- **TASK DIRECTIONS**
Transcribe all of the records precisely as they are presented.

++++

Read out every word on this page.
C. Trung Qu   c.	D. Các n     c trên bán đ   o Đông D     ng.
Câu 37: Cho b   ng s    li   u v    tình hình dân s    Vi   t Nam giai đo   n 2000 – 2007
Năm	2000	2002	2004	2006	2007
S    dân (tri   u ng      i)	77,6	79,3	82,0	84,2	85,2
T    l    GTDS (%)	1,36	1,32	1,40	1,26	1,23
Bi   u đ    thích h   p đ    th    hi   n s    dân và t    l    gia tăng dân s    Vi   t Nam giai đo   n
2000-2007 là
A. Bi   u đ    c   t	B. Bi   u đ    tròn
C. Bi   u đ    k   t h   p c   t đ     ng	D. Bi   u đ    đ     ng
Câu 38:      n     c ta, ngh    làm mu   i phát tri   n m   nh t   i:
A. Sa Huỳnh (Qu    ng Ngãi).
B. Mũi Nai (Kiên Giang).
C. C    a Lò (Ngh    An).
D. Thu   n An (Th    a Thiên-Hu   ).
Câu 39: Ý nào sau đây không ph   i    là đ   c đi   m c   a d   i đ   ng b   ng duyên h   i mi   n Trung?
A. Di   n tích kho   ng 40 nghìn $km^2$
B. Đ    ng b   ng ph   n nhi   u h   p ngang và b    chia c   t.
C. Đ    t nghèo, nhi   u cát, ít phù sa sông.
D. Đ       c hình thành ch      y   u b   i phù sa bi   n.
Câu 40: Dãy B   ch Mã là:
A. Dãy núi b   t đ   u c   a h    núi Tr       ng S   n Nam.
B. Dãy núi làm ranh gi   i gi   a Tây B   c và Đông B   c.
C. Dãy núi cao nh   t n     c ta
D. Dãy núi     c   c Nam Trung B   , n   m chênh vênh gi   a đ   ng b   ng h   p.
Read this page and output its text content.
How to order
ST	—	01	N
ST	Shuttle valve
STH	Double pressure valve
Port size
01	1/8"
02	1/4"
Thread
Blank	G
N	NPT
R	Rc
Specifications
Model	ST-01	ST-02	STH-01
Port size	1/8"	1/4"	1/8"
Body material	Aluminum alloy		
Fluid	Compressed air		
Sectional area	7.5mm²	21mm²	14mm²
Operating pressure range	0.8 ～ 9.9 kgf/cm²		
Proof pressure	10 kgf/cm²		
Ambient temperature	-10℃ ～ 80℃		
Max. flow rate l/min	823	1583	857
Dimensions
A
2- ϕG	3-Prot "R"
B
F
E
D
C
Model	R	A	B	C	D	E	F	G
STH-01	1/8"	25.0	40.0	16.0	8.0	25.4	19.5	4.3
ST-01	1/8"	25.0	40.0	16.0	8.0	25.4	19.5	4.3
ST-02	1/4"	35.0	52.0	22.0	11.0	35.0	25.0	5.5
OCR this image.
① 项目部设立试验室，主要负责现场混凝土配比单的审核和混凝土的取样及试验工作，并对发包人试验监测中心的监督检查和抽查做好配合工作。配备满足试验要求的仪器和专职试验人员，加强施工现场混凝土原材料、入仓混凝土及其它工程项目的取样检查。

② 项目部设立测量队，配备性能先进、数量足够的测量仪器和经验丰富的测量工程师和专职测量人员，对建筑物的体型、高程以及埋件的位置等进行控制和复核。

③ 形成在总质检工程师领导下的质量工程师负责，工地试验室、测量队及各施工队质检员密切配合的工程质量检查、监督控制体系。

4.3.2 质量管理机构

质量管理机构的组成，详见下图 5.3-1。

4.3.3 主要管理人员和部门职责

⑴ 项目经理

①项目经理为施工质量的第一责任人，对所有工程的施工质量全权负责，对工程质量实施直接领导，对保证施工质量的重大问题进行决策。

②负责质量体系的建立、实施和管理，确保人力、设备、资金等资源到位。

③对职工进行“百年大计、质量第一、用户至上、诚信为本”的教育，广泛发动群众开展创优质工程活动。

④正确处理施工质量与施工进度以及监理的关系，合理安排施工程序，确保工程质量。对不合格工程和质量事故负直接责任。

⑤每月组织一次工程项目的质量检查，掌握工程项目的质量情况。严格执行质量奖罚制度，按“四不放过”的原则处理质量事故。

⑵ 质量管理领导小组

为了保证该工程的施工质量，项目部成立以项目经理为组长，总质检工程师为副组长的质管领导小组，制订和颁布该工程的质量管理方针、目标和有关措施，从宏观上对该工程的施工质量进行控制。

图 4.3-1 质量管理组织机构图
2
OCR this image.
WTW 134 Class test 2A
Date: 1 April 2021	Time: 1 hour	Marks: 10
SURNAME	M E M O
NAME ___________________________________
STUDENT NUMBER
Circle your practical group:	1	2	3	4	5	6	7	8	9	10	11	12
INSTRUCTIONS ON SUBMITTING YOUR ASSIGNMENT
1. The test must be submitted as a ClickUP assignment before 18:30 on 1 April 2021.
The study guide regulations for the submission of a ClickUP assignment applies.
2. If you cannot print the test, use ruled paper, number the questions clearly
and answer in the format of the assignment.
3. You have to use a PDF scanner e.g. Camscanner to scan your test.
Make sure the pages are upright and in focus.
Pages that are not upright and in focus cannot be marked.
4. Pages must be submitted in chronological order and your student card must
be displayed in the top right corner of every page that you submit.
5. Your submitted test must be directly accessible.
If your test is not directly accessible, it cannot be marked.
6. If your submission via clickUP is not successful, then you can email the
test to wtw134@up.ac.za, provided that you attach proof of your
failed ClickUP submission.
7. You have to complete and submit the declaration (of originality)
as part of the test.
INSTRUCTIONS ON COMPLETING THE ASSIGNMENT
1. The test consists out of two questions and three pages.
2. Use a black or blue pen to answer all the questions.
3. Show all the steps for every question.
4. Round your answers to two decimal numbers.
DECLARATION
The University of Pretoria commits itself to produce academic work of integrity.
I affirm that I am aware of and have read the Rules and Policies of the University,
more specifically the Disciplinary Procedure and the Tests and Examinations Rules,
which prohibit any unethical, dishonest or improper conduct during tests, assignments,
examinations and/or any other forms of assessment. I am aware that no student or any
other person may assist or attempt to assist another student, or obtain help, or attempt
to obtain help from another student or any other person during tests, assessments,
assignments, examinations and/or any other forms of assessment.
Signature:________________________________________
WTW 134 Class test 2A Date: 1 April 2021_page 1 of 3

++++

- **EXERCISE SOLUTION**
Read out every word on this page.
C. Trung Qu   c.	D. Các n     c trên bán đ   o Đông D     ng.
Câu 37: Cho b   ng s    li   u v    tình hình dân s    Vi   t Nam giai đo   n 2000 – 2007
Năm	2000	2002	2004	2006	2007
S    dân (tri   u ng      i)	77,6	79,3	82,0	84,2	85,2
T    l    GTDS (%)	1,36	1,32	1,40	1,26	1,23
Bi   u đ    thích h   p đ    th    hi   n s    dân và t    l    gia tăng dân s    Vi   t Nam giai đo   n
2000-2007 là
A. Bi   u đ    c   t	B. Bi   u đ    tròn
C. Bi   u đ    k   t h   p c   t đ     ng	D. Bi   u đ    đ     ng
Câu 38:      n     c ta, ngh    làm mu   i phát tri   n m   nh t   i:
A. Sa Huỳnh (Qu    ng Ngãi).
B. Mũi Nai (Kiên Giang).
C. C    a Lò (Ngh    An).
D. Thu   n An (Th    a Thiên-Hu   ).
Câu 39: Ý nào sau đây không ph   i    là đ   c đi   m c   a d   i đ   ng b   ng duyên h   i mi   n Trung?
A. Di   n tích kho   ng 40 nghìn $km^2$
B. Đ    ng b   ng ph   n nhi   u h   p ngang và b    chia c   t.
C. Đ    t nghèo, nhi   u cát, ít phù sa sông.
D. Đ       c hình thành ch      y   u b   i phù sa bi   n.
Câu 40: Dãy B   ch Mã là:
A. Dãy núi b   t đ   u c   a h    núi Tr       ng S   n Nam.
B. Dãy núi làm ranh gi   i gi   a Tây B   c và Đông B   c.
C. Dãy núi cao nh   t n     c ta
D. Dãy núi     c   c Nam Trung B   , n   m chênh vênh gi   a đ   ng b   ng h   p.
Read this page and output its text content.
How to order
ST	—	01	N
ST	Shuttle valve
STH	Double pressure valve
Port size
01	1/8"
02	1/4"
Thread
Blank	G
N	NPT
R	Rc
Specifications
Model	ST-01	ST-02	STH-01
Port size	1/8"	1/4"	1/8"
Body material	Aluminum alloy		
Fluid	Compressed air		
Sectional area	7.5mm²	21mm²	14mm²
Operating pressure range	0.8 ～ 9.9 kgf/cm²		
Proof pressure	10 kgf/cm²		
Ambient temperature	-10℃ ～ 80℃		
Max. flow rate l/min	823	1583	857
Dimensions
A
2- ϕG	3-Prot "R"
B
F
E
D
C
Model	R	A	B	C	D	E	F	G
STH-01	1/8"	25.0	40.0	16.0	8.0	25.4	19.5	4.3
ST-01	1/8"	25.0	40.0	16.0	8.0	25.4	19.5	4.3
ST-02	1/4"	35.0	52.0	22.0	11.0	35.0	25.0	5.5
OCR this image.
① 项目部设立试验室，主要负责现场混凝土配比单的审核和混凝土的取样及试验工作，并对发包人试验监测中心的监督检查和抽查做好配合工作。配备满足试验要求的仪器和专职试验人员，加强施工现场混凝土原材料、入仓混凝土及其它工程项目的取样检查。

② 项目部设立测量队，配备性能先进、数量足够的测量仪器和经验丰富的测量工程师和专职测量人员，对建筑物的体型、高程以及埋件的位置等进行控制和复核。

③ 形成在总质检工程师领导下的质量工程师负责，工地试验室、测量队及各施工队质检员密切配合的工程质量检查、监督控制体系。

4.3.2 质量管理机构

质量管理机构的组成，详见下图 5.3-1。

4.3.3 主要管理人员和部门职责

⑴ 项目经理

①项目经理为施工质量的第一责任人，对所有工程的施工质量全权负责，对工程质量实施直接领导，对保证施工质量的重大问题进行决策。

②负责质量体系的建立、实施和管理，确保人力、设备、资金等资源到位。

③对职工进行“百年大计、质量第一、用户至上、诚信为本”的教育，广泛发动群众开展创优质工程活动。

④正确处理施工质量与施工进度以及监理的关系，合理安排施工程序，确保工程质量。对不合格工程和质量事故负直接责任。

⑤每月组织一次工程项目的质量检查，掌握工程项目的质量情况。严格执行质量奖罚制度，按“四不放过”的原则处理质量事故。

⑵ 质量管理领导小组

为了保证该工程的施工质量，项目部成立以项目经理为组长，总质检工程师为副组长的质管领导小组，制订和颁布该工程的质量管理方针、目标和有关措施，从宏观上对该工程的施工质量进行控制。

图 4.3-1 质量管理组织机构图
2
OCR this image.
WTW 134 Class test 2A
Date: 1 April 2021	Time: 1 hour	Marks: 10
SURNAME	M E M O
NAME ___________________________________
STUDENT NUMBER
Circle your practical group:	1	2	3	4	5	6	7	8	9	10	11	12
INSTRUCTIONS ON SUBMITTING YOUR ASSIGNMENT
1. The test must be submitted as a ClickUP assignment before 18:30 on 1 April 2021.
The study guide regulations for the submission of a ClickUP assignment applies.
2. If you cannot print the test, use ruled paper, number the questions clearly
and answer in the format of the assignment.
3. You have to use a PDF scanner e.g. Camscanner to scan your test.
Make sure the pages are upright and in focus.
Pages that are not upright and in focus cannot be marked.
4. Pages must be submitted in chronological order and your student card must
be displayed in the top right corner of every page that you submit.
5. Your submitted test must be directly accessible.
If your test is not directly accessible, it cannot be marked.
6. If your submission via clickUP is not successful, then you can email the
test to wtw134@up.ac.za, provided that you attach proof of your
failed ClickUP submission.
7. You have to complete and submit the declaration (of originality)
as part of the test.
INSTRUCTIONS ON COMPLETING THE ASSIGNMENT
1. The test consists out of two questions and three pages.
2. Use a black or blue pen to answer all the questions.
3. Show all the steps for every question.
4. Round your answers to two decimal numbers.
DECLARATION
The University of Pretoria commits itself to produce academic work of integrity.
I affirm that I am aware of and have read the Rules and Policies of the University,
more specifically the Disciplinary Procedure and the Tests and Examinations Rules,
which prohibit any unethical, dishonest or improper conduct during tests, assignments,
examinations and/or any other forms of assessment. I am aware that no student or any
other person may assist or attempt to assist another student, or obtain help, or attempt
to obtain help from another student or any other person during tests, assessments,
assignments, examinations and/or any other forms of assessment.
Signature:________________________________________
WTW 134 Class test 2A Date: 1 April 2021_page 1 of 3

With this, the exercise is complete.